— start Available data —

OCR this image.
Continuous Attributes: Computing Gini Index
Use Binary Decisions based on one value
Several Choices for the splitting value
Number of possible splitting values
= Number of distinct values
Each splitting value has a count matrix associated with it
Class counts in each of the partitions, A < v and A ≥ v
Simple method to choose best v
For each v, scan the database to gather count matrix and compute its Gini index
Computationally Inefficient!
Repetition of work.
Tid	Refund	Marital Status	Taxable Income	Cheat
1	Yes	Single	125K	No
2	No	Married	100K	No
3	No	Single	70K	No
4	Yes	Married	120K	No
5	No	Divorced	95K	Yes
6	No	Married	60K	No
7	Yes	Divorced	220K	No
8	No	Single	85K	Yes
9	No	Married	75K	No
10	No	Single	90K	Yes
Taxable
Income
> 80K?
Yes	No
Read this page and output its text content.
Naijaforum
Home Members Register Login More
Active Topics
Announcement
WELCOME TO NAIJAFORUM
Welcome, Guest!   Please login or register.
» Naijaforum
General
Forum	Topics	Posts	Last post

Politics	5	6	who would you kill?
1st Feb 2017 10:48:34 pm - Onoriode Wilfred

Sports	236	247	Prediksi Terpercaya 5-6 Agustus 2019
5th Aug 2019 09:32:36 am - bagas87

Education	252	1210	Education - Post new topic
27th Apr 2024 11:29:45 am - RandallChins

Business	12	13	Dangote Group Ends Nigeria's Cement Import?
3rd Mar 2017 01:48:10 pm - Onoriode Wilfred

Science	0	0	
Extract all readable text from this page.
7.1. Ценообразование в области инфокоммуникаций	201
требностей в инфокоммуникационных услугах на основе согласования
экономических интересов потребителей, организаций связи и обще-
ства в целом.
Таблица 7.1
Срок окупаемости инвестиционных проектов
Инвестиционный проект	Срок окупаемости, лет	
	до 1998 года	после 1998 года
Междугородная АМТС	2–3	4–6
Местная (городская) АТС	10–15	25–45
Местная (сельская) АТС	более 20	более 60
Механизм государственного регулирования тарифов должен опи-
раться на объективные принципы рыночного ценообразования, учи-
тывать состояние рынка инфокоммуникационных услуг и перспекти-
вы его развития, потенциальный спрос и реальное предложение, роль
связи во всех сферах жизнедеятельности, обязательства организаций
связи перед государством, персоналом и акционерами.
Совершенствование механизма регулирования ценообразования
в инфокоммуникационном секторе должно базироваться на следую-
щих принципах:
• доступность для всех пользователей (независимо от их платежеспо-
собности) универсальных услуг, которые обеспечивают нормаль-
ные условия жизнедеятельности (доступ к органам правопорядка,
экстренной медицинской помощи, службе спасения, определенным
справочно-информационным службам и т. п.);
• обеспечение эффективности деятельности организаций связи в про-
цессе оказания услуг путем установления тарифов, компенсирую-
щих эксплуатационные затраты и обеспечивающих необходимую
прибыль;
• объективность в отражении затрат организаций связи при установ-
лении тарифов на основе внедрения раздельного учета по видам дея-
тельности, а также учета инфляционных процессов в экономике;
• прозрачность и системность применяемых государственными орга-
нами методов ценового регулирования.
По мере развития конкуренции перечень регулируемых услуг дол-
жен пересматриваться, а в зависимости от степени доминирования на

— end Available data —

Set problem —
Using the entries above, return each line that includes the word "развития".

Exercise solution —
вы его развития, потенциальный спрос и реальное предложение, роль
По мере развития конкуренции перечень регулируемых услуг дол-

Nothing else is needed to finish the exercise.